Records from a dataset
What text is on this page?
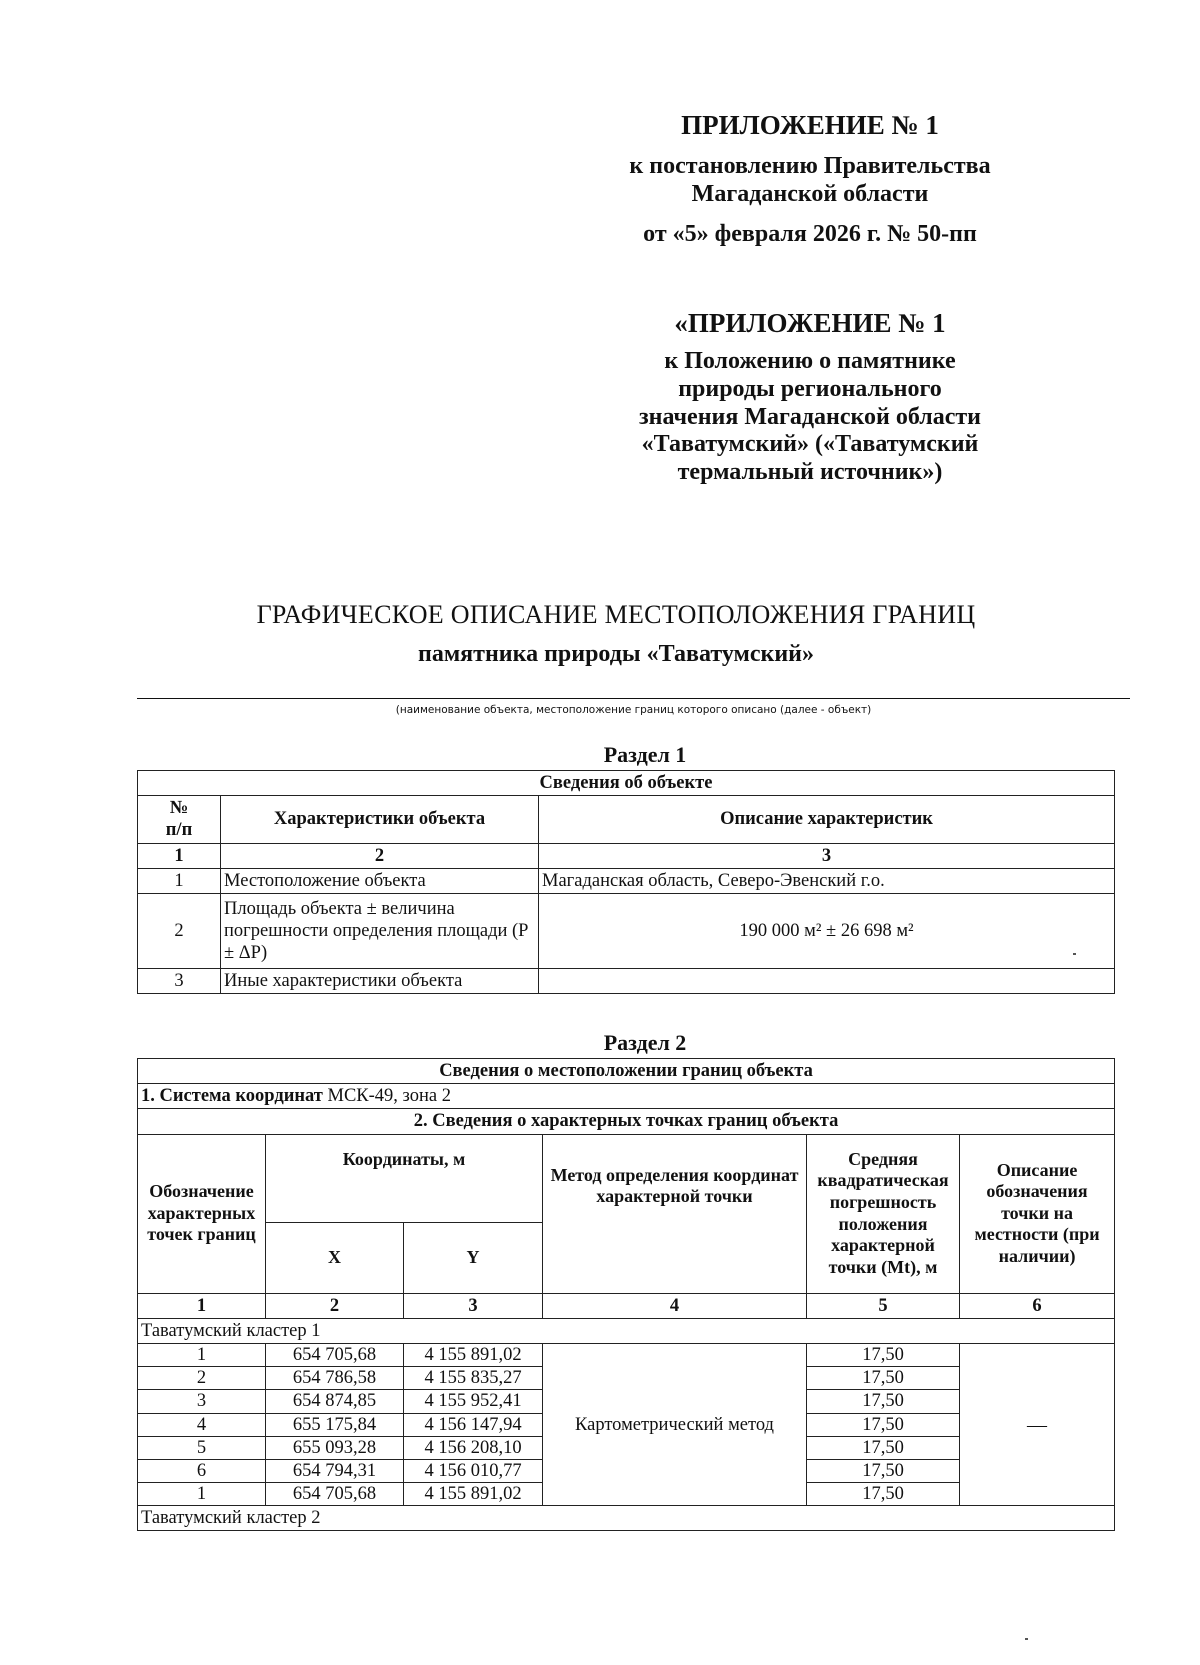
ПРИЛОЖЕНИЕ № 1
к постановлению Правительства
Магаданской области
от «5» февраля 2026 г. № 50-пп
«ПРИЛОЖЕНИЕ № 1
к Положению о памятнике
природы регионального
значения Магаданской области
«Таватумский» («Таватумский
термальный источник»)
ГРАФИЧЕСКОЕ ОПИСАНИЕ МЕСТОПОЛОЖЕНИЯ ГРАНИЦ
памятника природы «Таватумский»
(наименование объекта, местоположение границ которого описано (далее - объект)
Раздел 1
Сведения об объекте		

№
п/п	Характеристики объекта	Описание характеристик
1	2	3
1	Местоположение объекта	Магаданская область, Северо-Эвенский г.о.
2	Площадь объекта ± величина погрешности определения площади (P ± ΔP)	190 000 м² ± 26 698 м²
3	Иные характеристики объекта	
Раздел 2
Сведения о местоположении границ объекта					
1. Система координат МСК-49, зона 2					
2. Сведения о характерных точках границ объекта					
Обозначение характерных точек границ	Координаты, м		Метод определения координат характерной точки	Средняя квадратическая погрешность положения характерной точки (Mt), м	Описание обозначения точки на местности (при наличии)
	X	Y			
1	2	3	4	5	6
Таватумский кластер 1					
1	654 705,68	4 155 891,02	Картометрический метод	17,50	—
2	654 786,58	4 155 835,27		17,50	
3	654 874,85	4 155 952,41		17,50	
4	655 175,84	4 156 147,94		17,50	
5	655 093,28	4 156 208,10		17,50	
6	654 794,31	4 156 010,77		17,50	
1	654 705,68	4 155 891,02		17,50	
Таватумский кластер 2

What to work on:
In the material above, find the lines that contain "природы" and show them.

Solution for this task:
природы регионального
памятника природы «Таватумский»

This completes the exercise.